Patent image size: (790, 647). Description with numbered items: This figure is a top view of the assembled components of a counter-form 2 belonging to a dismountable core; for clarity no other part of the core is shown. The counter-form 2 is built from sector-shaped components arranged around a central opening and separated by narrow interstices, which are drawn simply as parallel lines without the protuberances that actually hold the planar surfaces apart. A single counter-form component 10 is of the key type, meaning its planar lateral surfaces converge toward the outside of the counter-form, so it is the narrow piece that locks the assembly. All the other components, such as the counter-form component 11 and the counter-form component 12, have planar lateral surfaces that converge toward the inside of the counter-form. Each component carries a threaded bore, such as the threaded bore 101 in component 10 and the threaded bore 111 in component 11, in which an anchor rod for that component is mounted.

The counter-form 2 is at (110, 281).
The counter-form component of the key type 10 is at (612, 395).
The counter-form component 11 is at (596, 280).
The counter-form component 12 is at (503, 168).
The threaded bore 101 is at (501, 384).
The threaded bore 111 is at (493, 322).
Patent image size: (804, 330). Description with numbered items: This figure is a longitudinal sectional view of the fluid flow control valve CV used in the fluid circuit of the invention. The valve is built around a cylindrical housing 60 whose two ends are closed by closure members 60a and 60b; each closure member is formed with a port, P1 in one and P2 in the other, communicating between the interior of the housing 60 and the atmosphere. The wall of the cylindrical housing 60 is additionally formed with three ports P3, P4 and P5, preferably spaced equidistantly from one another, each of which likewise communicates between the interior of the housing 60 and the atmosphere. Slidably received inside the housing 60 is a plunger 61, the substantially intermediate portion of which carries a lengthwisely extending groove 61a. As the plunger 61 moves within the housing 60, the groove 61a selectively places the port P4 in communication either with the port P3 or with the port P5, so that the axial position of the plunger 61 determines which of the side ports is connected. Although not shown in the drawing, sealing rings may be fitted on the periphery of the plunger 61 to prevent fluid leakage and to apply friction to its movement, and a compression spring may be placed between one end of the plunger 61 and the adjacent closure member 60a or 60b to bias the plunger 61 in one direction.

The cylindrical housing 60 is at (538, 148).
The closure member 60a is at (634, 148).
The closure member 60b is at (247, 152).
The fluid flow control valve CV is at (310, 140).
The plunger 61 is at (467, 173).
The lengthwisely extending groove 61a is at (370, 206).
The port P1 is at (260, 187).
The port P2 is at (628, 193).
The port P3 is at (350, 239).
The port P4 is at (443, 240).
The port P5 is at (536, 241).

*****

What is expected — Lay out every line of the items above as a Markdown table with two columns, Row and Line, numbering the rows in order and omitting blank lines.

Result of the task —
| Row | Line |
|---|---|
| 1 | Patent image size: (790, 647). Description with numbered items: This figure is a top view of the assembled components of a counter-form 2 belonging to a dismountable core; for clarity no other part of the core is shown. The counter-form 2 is built from sector-shaped components arranged around a central opening and separated by narrow interstices, which are drawn simply as parallel lines without the protuberances that actually hold the planar surfaces apart. A single counter-form component 10 is of the key type, meaning its planar lateral surfaces converge toward the outside of the counter-form, so it is the narrow piece that locks the assembly. All the other components, such as the counter-form component 11 and the counter-form component 12, have planar lateral surfaces that converge toward the inside of the counter-form. Each component carries a threaded bore, such as the threaded bore 101 in component 10 and the threaded bore 111 in component 11, in which an anchor rod for that component is mounted. |
| 2 | The counter-form 2 is at (110, 281). |
| 3 | The counter-form component of the key type 10 is at (612, 395). |
| 4 | The counter-form component 11 is at (596, 280). |
| 5 | The counter-form component 12 is at (503, 168). |
| 6 | The threaded bore 101 is at (501, 384). |
| 7 | The threaded bore 111 is at (493, 322). |
| 8 | Patent image size: (804, 330). Description with numbered items: This figure is a longitudinal sectional view of the fluid flow control valve CV used in the fluid circuit of the invention. The valve is built around a cylindrical housing 60 whose two ends are closed by closure members 60a and 60b; each closure member is formed with a port, P1 in one and P2 in the other, communicating between the interior of the housing 60 and the atmosphere. The wall of the cylindrical housing 60 is additionally formed with three ports P3, P4 and P5, preferably spaced equidistantly from one another, each of which likewise communicates between the interior of the housing 60 and the atmosphere. Slidably received inside the housing 60 is a plunger 61, the substantially intermediate portion of which carries a lengthwisely extending groove 61a. As the plunger 61 moves within the housing 60, the groove 61a selectively places the port P4 in communication either with the port P3 or with the port P5, so that the axial position of the plunger 61 determines which of the side ports is connected. Although not shown in the drawing, sealing rings may be fitted on the periphery of the plunger 61 to prevent fluid leakage and to apply friction to its movement, and a compression spring may be placed between one end of the plunger 61 and the adjacent closure member 60a or 60b to bias the plunger 61 in one direction. |
| 9 | The cylindrical housing 60 is at (538, 148). |
| 10 | The closure member 60a is at (634, 148). |
| 11 | The closure member 60b is at (247, 152). |
| 12 | The fluid flow control valve CV is at (310, 140). |
| 13 | The plunger 61 is at (467, 173). |
| 14 | The lengthwisely extending groove 61a is at (370, 206). |
| 15 | The port P1 is at (260, 187). |
| 16 | The port P2 is at (628, 193). |
| 17 | The port P3 is at (350, 239). |
| 18 | The port P4 is at (443, 240). |
| 19 | The port P5 is at (536, 241). |